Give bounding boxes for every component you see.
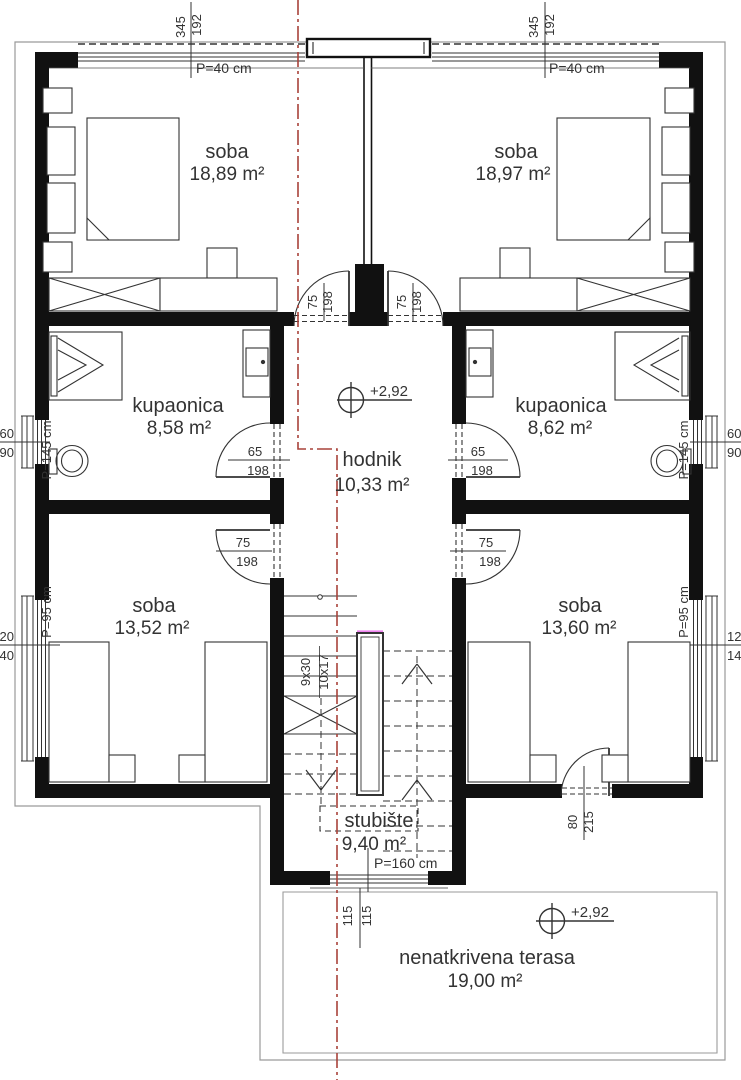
dim-win-stair-a: 115 <box>340 906 355 927</box>
room-label-soba-br: soba <box>558 595 602 617</box>
single-bed <box>49 642 109 782</box>
double-bed <box>87 118 179 240</box>
dim-door-room-left-h: 198 <box>236 554 258 569</box>
dim-win-room-right-w: 120 <box>727 629 741 644</box>
pillow <box>47 127 75 175</box>
room-area-stubiste: 9,40 m² <box>342 834 406 855</box>
window-label-top-left: P=40 cm <box>196 60 252 76</box>
party-wall <box>307 39 430 264</box>
dim-win-room-right-h: 140 <box>727 648 741 663</box>
dim-door-top-left-h: 198 <box>320 291 335 313</box>
pillow <box>662 183 690 233</box>
nightstand <box>665 242 694 272</box>
vanity <box>466 330 493 397</box>
dim-door-top-right-h: 198 <box>409 291 424 313</box>
dim-top-right-w: 345 <box>526 16 541 38</box>
window-room-right <box>694 596 719 761</box>
dim-door-top-right-w: 75 <box>394 295 409 309</box>
window-label-room-right: P=95 cm <box>676 586 691 638</box>
single-bed <box>628 642 690 782</box>
dim-stair-flight-right: 10x17 <box>316 654 331 689</box>
window-label-bath-left: P=145 cm <box>39 421 54 480</box>
stair-core-wall <box>357 632 383 796</box>
nightstand <box>43 242 72 272</box>
dim-door-terrace-h: 215 <box>581 811 596 833</box>
room-label-soba-bl: soba <box>132 595 176 617</box>
room-area-hodnik: 10,33 m² <box>335 475 410 496</box>
room-label-soba-tr: soba <box>494 141 538 163</box>
dim-win-stair-b: 115 <box>359 906 374 927</box>
room-label-terasa: nenatkrivena terasa <box>399 947 576 969</box>
dim-door-bath-left-w: 65 <box>248 444 262 459</box>
window-label-bath-right: P=145 cm <box>676 421 691 480</box>
floor-plan-page: soba 18,89 m² soba 18,97 m² kupaonica 8,… <box>0 0 741 1080</box>
room-area-soba-br: 13,60 m² <box>542 618 617 639</box>
dim-door-top-left-w: 75 <box>305 295 320 309</box>
sink <box>469 348 491 376</box>
box <box>207 248 237 278</box>
dim-top-left-o: 192 <box>189 14 204 36</box>
room-label-kupaonica-l: kupaonica <box>132 395 224 417</box>
room-area-kupaonica-l: 8,58 m² <box>147 418 211 439</box>
window-label-room-left: P=95 cm <box>39 586 54 638</box>
level-hodnik: +2,92 <box>370 383 408 400</box>
dim-stair-flight-left: 9x30 <box>298 658 313 686</box>
dresser <box>460 278 577 311</box>
window-label-stair: P=160 cm <box>374 855 437 871</box>
side-table <box>179 755 205 782</box>
dim-top-right-o: 192 <box>542 14 557 36</box>
side-table <box>109 755 135 782</box>
side-table <box>530 755 556 782</box>
dim-door-bath-right-w: 65 <box>471 444 485 459</box>
furniture-bedroom-bl <box>49 642 267 782</box>
single-bed <box>205 642 267 782</box>
dim-door-terrace-w: 80 <box>565 815 580 829</box>
dim-door-bath-left-h: 198 <box>247 463 269 478</box>
red-axis-line <box>298 0 337 1080</box>
room-label-soba-tl: soba <box>205 141 249 163</box>
shower-grille <box>682 336 688 396</box>
shower <box>49 332 122 400</box>
dim-win-bath-left-h: 90 <box>0 445 14 460</box>
dresser <box>160 278 277 311</box>
dim-door-bath-right-h: 198 <box>471 463 493 478</box>
nightstand <box>665 88 694 113</box>
window-label-top-right: P=40 cm <box>549 60 605 76</box>
nightstand <box>43 88 72 113</box>
single-bed <box>468 642 530 782</box>
furniture-bedroom-tr <box>460 88 694 311</box>
furniture-bedroom-tl <box>43 88 277 311</box>
shower-grille <box>51 336 57 396</box>
room-area-kupaonica-r: 8,62 m² <box>528 418 592 439</box>
dim-win-bath-left-w: 60 <box>0 426 14 441</box>
room-label-hodnik: hodnik <box>343 449 403 471</box>
dim-win-room-left-w: 120 <box>0 629 14 644</box>
furniture-bedroom-br <box>468 642 690 782</box>
dim-door-room-right-w: 75 <box>479 535 493 550</box>
floor-plan-svg: soba 18,89 m² soba 18,97 m² kupaonica 8,… <box>0 0 741 1080</box>
dim-win-bath-right-h: 90 <box>727 445 741 460</box>
pillow <box>662 127 690 175</box>
room-area-soba-bl: 13,52 m² <box>115 618 190 639</box>
room-area-soba-tl: 18,89 m² <box>190 164 265 185</box>
vanity <box>243 330 270 397</box>
pillow <box>47 183 75 233</box>
room-area-terasa: 19,00 m² <box>448 971 523 992</box>
dim-door-room-right-h: 198 <box>479 554 501 569</box>
dim-door-room-left-w: 75 <box>236 535 250 550</box>
room-label-stubiste: stubište <box>345 810 414 832</box>
side-table <box>602 755 628 782</box>
dim-win-bath-right-w: 60 <box>727 426 741 441</box>
dim-top-left-w: 345 <box>173 16 188 38</box>
room-area-soba-tr: 18,97 m² <box>476 164 551 185</box>
stair-left-flight <box>284 595 357 804</box>
window-stair <box>310 875 448 888</box>
dim-win-room-left-h: 140 <box>0 648 14 663</box>
double-bed <box>557 118 650 240</box>
room-label-kupaonica-r: kupaonica <box>515 395 607 417</box>
level-terrace: +2,92 <box>571 904 609 921</box>
box <box>500 248 530 278</box>
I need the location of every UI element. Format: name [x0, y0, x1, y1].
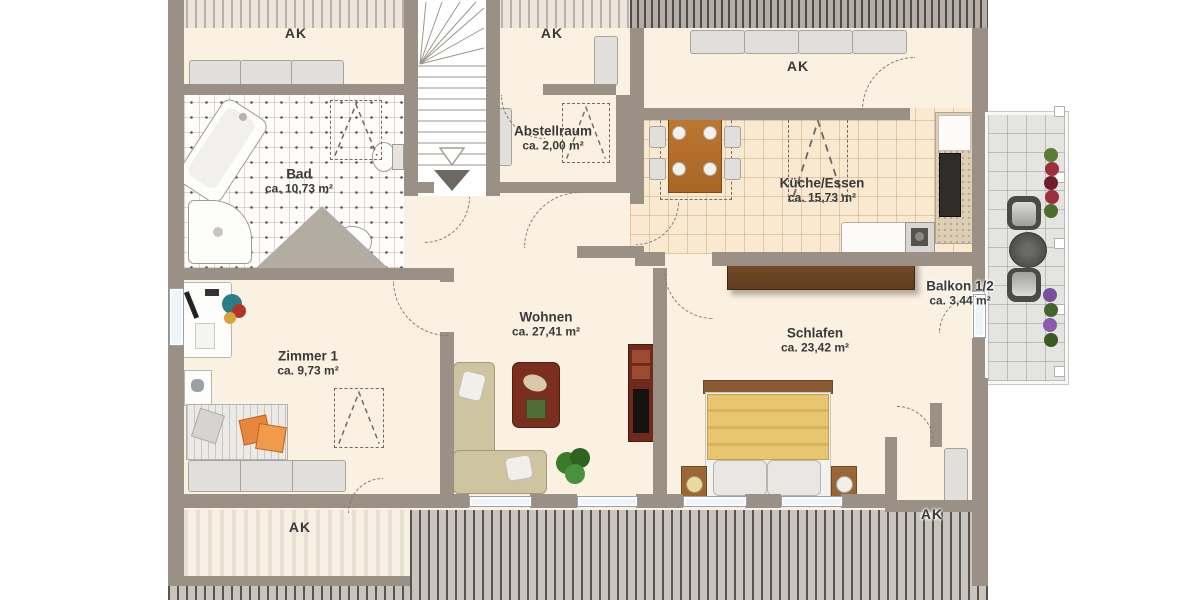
wall: [745, 494, 781, 508]
floor-plan: AK AK AK AK AK Bad ca. 10,73 m² Abstellr…: [0, 0, 1200, 600]
wall: [635, 252, 665, 266]
plate-icon: [703, 162, 717, 176]
dining-chair: [649, 126, 666, 148]
bed-pillow: [255, 423, 287, 453]
roof-hatch-top-left: [168, 0, 630, 28]
label-zimmer1: Zimmer 1 ca. 9,73 m²: [277, 348, 338, 377]
tv-cabinet: [628, 344, 656, 442]
wall: [168, 268, 440, 280]
railing-post: [1054, 366, 1065, 377]
label-kueche-essen: Küche/Essen ca. 15,73 m²: [780, 175, 865, 204]
kitchen-counter-right: [935, 112, 974, 244]
closet: [744, 30, 799, 54]
drain-icon: [213, 227, 223, 237]
label-bad: Bad ca. 10,73 m²: [265, 166, 333, 195]
toilet-tank: [392, 144, 404, 170]
plate-icon: [672, 126, 686, 140]
label-ak-top-left: AK: [285, 25, 307, 41]
wall: [636, 494, 683, 508]
room-name: Bad: [265, 166, 333, 182]
roof-slope-triangle: [256, 206, 388, 268]
dining-chair: [724, 126, 741, 148]
room-area: ca. 9,73 m²: [277, 364, 338, 378]
label-abstellraum: Abstellraum ca. 2,00 m²: [514, 123, 592, 152]
window: [469, 496, 532, 507]
wall: [653, 268, 667, 496]
staircase: [418, 0, 486, 196]
wall: [885, 437, 897, 503]
plate-icon: [703, 126, 717, 140]
room-name: Schlafen: [781, 325, 849, 341]
wall: [543, 84, 616, 95]
railing-post: [1054, 106, 1065, 117]
roof-hatch-bottom-left: [168, 586, 410, 600]
balcony-table: [1009, 232, 1047, 268]
coffee-table: [512, 362, 560, 428]
closet: [798, 30, 853, 54]
dining-table: [668, 117, 722, 193]
label-ak-kitchen: AK: [787, 58, 809, 74]
sofa-pillow: [504, 454, 534, 482]
room-area: ca. 15,73 m²: [780, 191, 865, 205]
room-name: Küche/Essen: [780, 175, 865, 191]
label-ak-top-middle: AK: [541, 25, 563, 41]
room-name: Abstellraum: [514, 123, 592, 139]
room-area: ca. 10,73 m²: [265, 182, 333, 196]
desk-chair: [218, 292, 252, 332]
bed-pillow: [713, 460, 767, 496]
wall: [486, 182, 630, 193]
stairs-down-arrow-icon: [434, 170, 470, 191]
room-name: Balkon 1/2: [926, 278, 994, 294]
window: [577, 496, 638, 507]
label-ak-bottom-right: AK: [921, 506, 943, 522]
dining-chair: [649, 158, 666, 180]
window: [781, 496, 843, 507]
wall: [404, 0, 418, 196]
label-ak-bottom-left: AK: [289, 519, 311, 535]
closet: [690, 30, 745, 54]
kitchen-appliance: [939, 153, 961, 217]
flower-box: [1043, 148, 1060, 220]
wall: [972, 338, 985, 378]
bed-pillow: [767, 460, 821, 496]
balcony-chair: [1007, 268, 1041, 302]
wall: [972, 112, 985, 292]
closet: [944, 448, 968, 506]
room-area: ca. 23,42 m²: [781, 341, 849, 355]
kitchen-counter-bottom: [841, 222, 907, 254]
bed-pillow: [191, 408, 225, 445]
room-name: Wohnen: [512, 309, 580, 325]
wall: [712, 252, 972, 266]
wall: [404, 182, 434, 193]
roof-hatch-bottom: [410, 508, 988, 600]
roof-window-icon: [330, 100, 382, 160]
wall: [486, 0, 500, 196]
room-area: ca. 2,00 m²: [514, 139, 592, 153]
single-bed: [186, 404, 288, 460]
balcony-chair: [1007, 196, 1041, 230]
railing-post: [1054, 238, 1065, 249]
tv-icon: [633, 389, 649, 433]
roof-window-icon: [334, 388, 384, 448]
stove: [905, 222, 935, 254]
room-area: ca. 27,41 m²: [512, 325, 580, 339]
lamp-icon: [686, 476, 703, 493]
wall: [530, 494, 577, 508]
flower-box: [1042, 288, 1059, 348]
closet: [852, 30, 907, 54]
wall: [168, 494, 469, 508]
wall: [841, 494, 885, 508]
label-wohnen: Wohnen ca. 27,41 m²: [512, 309, 580, 338]
bed-blanket: [707, 394, 829, 460]
label-schlafen: Schlafen ca. 23,42 m²: [781, 325, 849, 354]
stairs-direction-outline-icon: [440, 148, 464, 165]
wall: [184, 84, 404, 95]
wall: [440, 332, 454, 494]
room-name: Zimmer 1: [277, 348, 338, 364]
plant-icon: [556, 448, 594, 486]
roof-hatch-top-right: [630, 0, 988, 28]
wall: [616, 95, 630, 193]
wall: [440, 268, 454, 282]
window: [169, 288, 184, 346]
closet: [594, 36, 618, 86]
small-shelf: [184, 370, 212, 406]
wall: [972, 28, 988, 112]
closet: [188, 460, 346, 492]
wall: [577, 246, 644, 258]
lamp-icon: [836, 476, 853, 493]
wall: [972, 378, 988, 586]
room-area: ca. 3,44 m²: [926, 294, 994, 308]
label-balkon: Balkon 1/2 ca. 3,44 m²: [926, 278, 994, 307]
wall: [184, 576, 410, 586]
window: [683, 496, 747, 507]
dining-chair: [724, 158, 741, 180]
plate-icon: [672, 162, 686, 176]
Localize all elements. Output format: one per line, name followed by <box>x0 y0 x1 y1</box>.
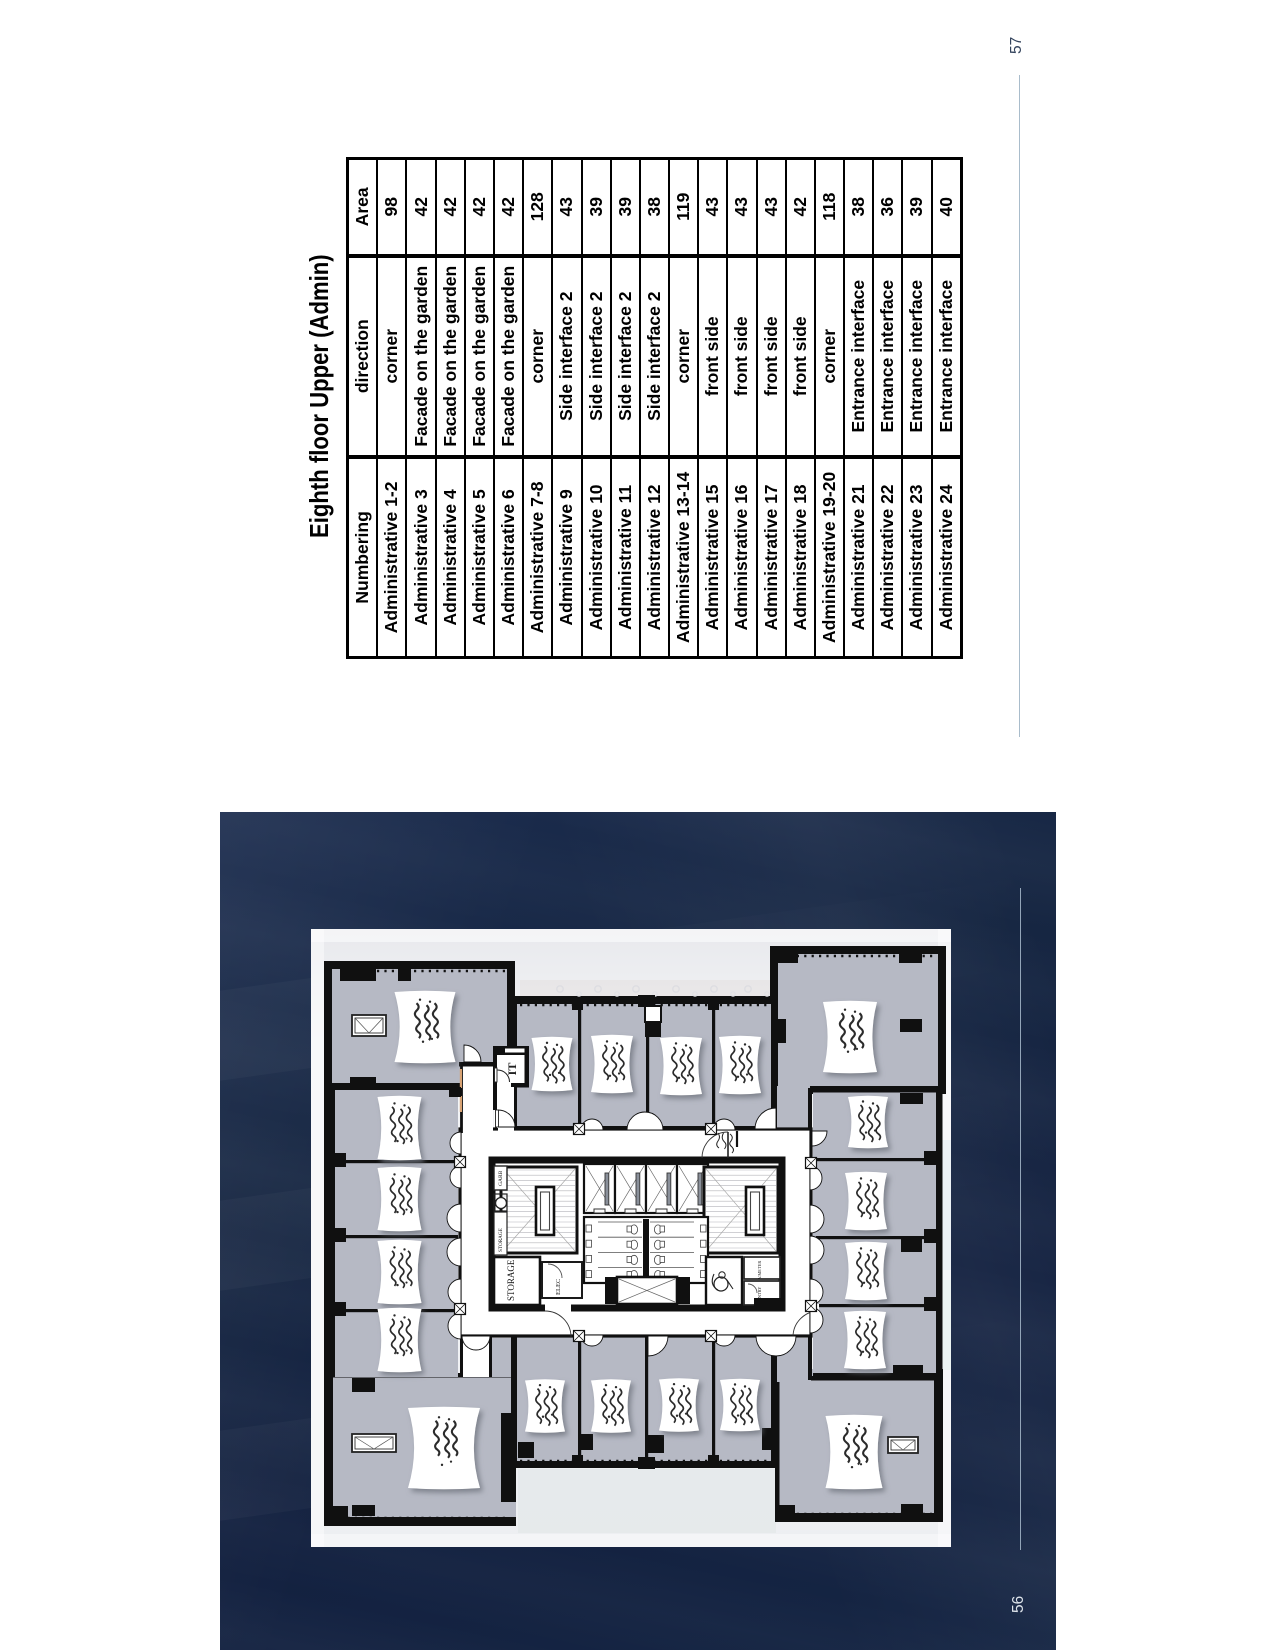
+-------+
Repeat everything from the line containing "dim-win-stair-a: 115 <box>340" down to the line containing "dim-stair-flight-right: 10x17 <box>316", swapping "pillow" for "cushion" and leaving all else unchanged.

THE RESPONSE:
dim-win-stair-a: 115 <box>340 906 355 927</box>
room-label-soba-br: soba <box>558 595 602 617</box>
single-bed <box>49 642 109 782</box>
double-bed <box>87 118 179 240</box>
dim-door-room-left-h: 198 <box>236 554 258 569</box>
dim-win-room-right-w: 120 <box>727 629 741 644</box>
cushion <box>47 127 75 175</box>
room-area-stubiste: 9,40 m² <box>342 834 406 855</box>
window-label-top-left: P=40 cm <box>196 60 252 76</box>
party-wall <box>307 39 430 264</box>
dim-win-room-right-h: 140 <box>727 648 741 663</box>
dim-door-top-left-h: 198 <box>320 291 335 313</box>
cushion <box>662 183 690 233</box>
nightstand <box>665 242 694 272</box>
vanity <box>466 330 493 397</box>
dim-door-top-right-h: 198 <box>409 291 424 313</box>
dim-top-right-w: 345 <box>526 16 541 38</box>
window-room-right <box>694 596 719 761</box>
dim-door-top-right-w: 75 <box>394 295 409 309</box>
window-label-room-right: P=95 cm <box>676 586 691 638</box>
single-bed <box>628 642 690 782</box>
dim-stair-flight-right: 10x17 <box>316 654 331 689</box>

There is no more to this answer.